PROBLEM
Transcribe the material exactly. Images do not belong in the copy.

Data records
+ + +

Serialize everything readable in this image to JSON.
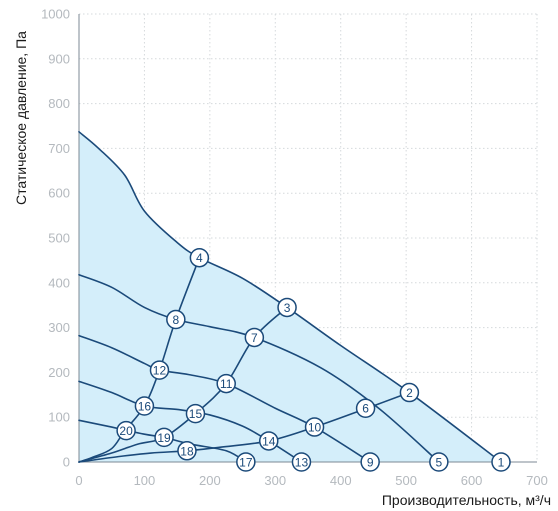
{
  "chart_data": {
    "type": "line",
    "xlabel": "Производительность, м³/ч",
    "ylabel": "Статическое давление, Па",
    "xlim": [
      0,
      700
    ],
    "ylim": [
      0,
      1000
    ],
    "xticks": [
      "0",
      "100",
      "200",
      "300",
      "400",
      "500",
      "600",
      "700"
    ],
    "yticks": [
      "0",
      "100",
      "200",
      "300",
      "400",
      "500",
      "600",
      "700",
      "800",
      "900",
      "1000"
    ],
    "grid": true,
    "area_fill_color": "#d4eefa",
    "line_color": "#1b4a7a",
    "tick_color": "#b4b9be",
    "fan_curves": [
      {
        "points": [
          [
            0,
            737
          ],
          [
            30,
            700
          ],
          [
            70,
            640
          ],
          [
            100,
            560
          ],
          [
            150,
            490
          ],
          [
            184,
            456
          ],
          [
            250,
            410
          ],
          [
            318,
            345
          ],
          [
            400,
            260
          ],
          [
            505,
            155
          ],
          [
            645,
            0
          ]
        ]
      },
      {
        "points": [
          [
            0,
            418
          ],
          [
            50,
            390
          ],
          [
            100,
            345
          ],
          [
            148,
            318
          ],
          [
            200,
            302
          ],
          [
            268,
            278
          ],
          [
            370,
            210
          ],
          [
            458,
            120
          ],
          [
            550,
            0
          ]
        ]
      },
      {
        "points": [
          [
            0,
            282
          ],
          [
            50,
            255
          ],
          [
            100,
            220
          ],
          [
            123,
            205
          ],
          [
            168,
            195
          ],
          [
            225,
            175
          ],
          [
            300,
            120
          ],
          [
            360,
            78
          ],
          [
            445,
            0
          ]
        ]
      },
      {
        "points": [
          [
            0,
            180
          ],
          [
            50,
            155
          ],
          [
            100,
            125
          ],
          [
            152,
            117
          ],
          [
            200,
            105
          ],
          [
            250,
            80
          ],
          [
            290,
            47
          ],
          [
            340,
            0
          ]
        ]
      },
      {
        "points": [
          [
            0,
            93
          ],
          [
            50,
            78
          ],
          [
            100,
            62
          ],
          [
            130,
            55
          ],
          [
            170,
            40
          ],
          [
            225,
            25
          ],
          [
            255,
            0
          ]
        ]
      }
    ],
    "system_curves": [
      {
        "points": [
          [
            0,
            0
          ],
          [
            20,
            10
          ],
          [
            50,
            30
          ],
          [
            70,
            70
          ],
          [
            100,
            125
          ],
          [
            123,
            205
          ],
          [
            148,
            318
          ],
          [
            184,
            456
          ]
        ]
      },
      {
        "points": [
          [
            0,
            0
          ],
          [
            50,
            20
          ],
          [
            90,
            40
          ],
          [
            130,
            55
          ],
          [
            178,
            108
          ],
          [
            225,
            175
          ],
          [
            268,
            278
          ],
          [
            318,
            345
          ]
        ]
      },
      {
        "points": [
          [
            0,
            0
          ],
          [
            60,
            12
          ],
          [
            110,
            20
          ],
          [
            165,
            25
          ],
          [
            210,
            32
          ],
          [
            290,
            47
          ],
          [
            360,
            78
          ],
          [
            440,
            120
          ],
          [
            505,
            155
          ]
        ]
      }
    ],
    "markers": [
      {
        "label": "1",
        "x": 645,
        "y": 0
      },
      {
        "label": "2",
        "x": 505,
        "y": 155
      },
      {
        "label": "3",
        "x": 318,
        "y": 345
      },
      {
        "label": "4",
        "x": 184,
        "y": 456
      },
      {
        "label": "5",
        "x": 550,
        "y": 0
      },
      {
        "label": "6",
        "x": 438,
        "y": 120
      },
      {
        "label": "7",
        "x": 268,
        "y": 278
      },
      {
        "label": "8",
        "x": 148,
        "y": 318
      },
      {
        "label": "9",
        "x": 445,
        "y": 0
      },
      {
        "label": "10",
        "x": 360,
        "y": 78
      },
      {
        "label": "11",
        "x": 225,
        "y": 175
      },
      {
        "label": "12",
        "x": 123,
        "y": 205
      },
      {
        "label": "13",
        "x": 340,
        "y": 0
      },
      {
        "label": "14",
        "x": 290,
        "y": 47
      },
      {
        "label": "15",
        "x": 178,
        "y": 108
      },
      {
        "label": "16",
        "x": 100,
        "y": 125
      },
      {
        "label": "17",
        "x": 255,
        "y": 0
      },
      {
        "label": "18",
        "x": 165,
        "y": 25
      },
      {
        "label": "19",
        "x": 130,
        "y": 55
      },
      {
        "label": "20",
        "x": 72,
        "y": 70
      }
    ]
  }
}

+ + +

TASK SOLUTION
Serialize everything readable in this image to JSON.
{
  "chart_data": {
    "type": "line",
    "xlabel": "Производительность, м³/ч",
    "ylabel": "Статическое давление, Па",
    "xlim": [
      0,
      700
    ],
    "ylim": [
      0,
      1000
    ],
    "xticks": [
      "0",
      "100",
      "200",
      "300",
      "400",
      "500",
      "600",
      "700"
    ],
    "yticks": [
      "0",
      "100",
      "200",
      "300",
      "400",
      "500",
      "600",
      "700",
      "800",
      "900",
      "1000"
    ],
    "grid": true,
    "area_fill_color": "#d4eefa",
    "line_color": "#1b4a7a",
    "tick_color": "#b4b9be",
    "fan_curves": [
      {
        "points": [
          [
            0,
            737
          ],
          [
            30,
            700
          ],
          [
            70,
            640
          ],
          [
            100,
            560
          ],
          [
            150,
            490
          ],
          [
            184,
            456
          ],
          [
            250,
            410
          ],
          [
            318,
            345
          ],
          [
            400,
            260
          ],
          [
            505,
            155
          ],
          [
            645,
            0
          ]
        ]
      },
      {
        "points": [
          [
            0,
            418
          ],
          [
            50,
            390
          ],
          [
            100,
            345
          ],
          [
            148,
            318
          ],
          [
            200,
            302
          ],
          [
            268,
            278
          ],
          [
            370,
            210
          ],
          [
            458,
            120
          ],
          [
            550,
            0
          ]
        ]
      },
      {
        "points": [
          [
            0,
            282
          ],
          [
            50,
            255
          ],
          [
            100,
            220
          ],
          [
            123,
            205
          ],
          [
            168,
            195
          ],
          [
            225,
            175
          ],
          [
            300,
            120
          ],
          [
            360,
            78
          ],
          [
            445,
            0
          ]
        ]
      },
      {
        "points": [
          [
            0,
            180
          ],
          [
            50,
            155
          ],
          [
            100,
            125
          ],
          [
            152,
            117
          ],
          [
            200,
            105
          ],
          [
            250,
            80
          ],
          [
            290,
            47
          ],
          [
            340,
            0
          ]
        ]
      },
      {
        "points": [
          [
            0,
            93
          ],
          [
            50,
            78
          ],
          [
            100,
            62
          ],
          [
            130,
            55
          ],
          [
            170,
            40
          ],
          [
            225,
            25
          ],
          [
            255,
            0
          ]
        ]
      }
    ],
    "system_curves": [
      {
        "points": [
          [
            0,
            0
          ],
          [
            20,
            10
          ],
          [
            50,
            30
          ],
          [
            70,
            70
          ],
          [
            100,
            125
          ],
          [
            123,
            205
          ],
          [
            148,
            318
          ],
          [
            184,
            456
          ]
        ]
      },
      {
        "points": [
          [
            0,
            0
          ],
          [
            50,
            20
          ],
          [
            90,
            40
          ],
          [
            130,
            55
          ],
          [
            178,
            108
          ],
          [
            225,
            175
          ],
          [
            268,
            278
          ],
          [
            318,
            345
          ]
        ]
      },
      {
        "points": [
          [
            0,
            0
          ],
          [
            60,
            12
          ],
          [
            110,
            20
          ],
          [
            165,
            25
          ],
          [
            210,
            32
          ],
          [
            290,
            47
          ],
          [
            360,
            78
          ],
          [
            440,
            120
          ],
          [
            505,
            155
          ]
        ]
      }
    ],
    "markers": [
      {
        "label": "1",
        "x": 645,
        "y": 0
      },
      {
        "label": "2",
        "x": 505,
        "y": 155
      },
      {
        "label": "3",
        "x": 318,
        "y": 345
      },
      {
        "label": "4",
        "x": 184,
        "y": 456
      },
      {
        "label": "5",
        "x": 550,
        "y": 0
      },
      {
        "label": "6",
        "x": 438,
        "y": 120
      },
      {
        "label": "7",
        "x": 268,
        "y": 278
      },
      {
        "label": "8",
        "x": 148,
        "y": 318
      },
      {
        "label": "9",
        "x": 445,
        "y": 0
      },
      {
        "label": "10",
        "x": 360,
        "y": 78
      },
      {
        "label": "11",
        "x": 225,
        "y": 175
      },
      {
        "label": "12",
        "x": 123,
        "y": 205
      },
      {
        "label": "13",
        "x": 340,
        "y": 0
      },
      {
        "label": "14",
        "x": 290,
        "y": 47
      },
      {
        "label": "15",
        "x": 178,
        "y": 108
      },
      {
        "label": "16",
        "x": 100,
        "y": 125
      },
      {
        "label": "17",
        "x": 255,
        "y": 0
      },
      {
        "label": "18",
        "x": 165,
        "y": 25
      },
      {
        "label": "19",
        "x": 130,
        "y": 55
      },
      {
        "label": "20",
        "x": 72,
        "y": 70
      }
    ]
  }
}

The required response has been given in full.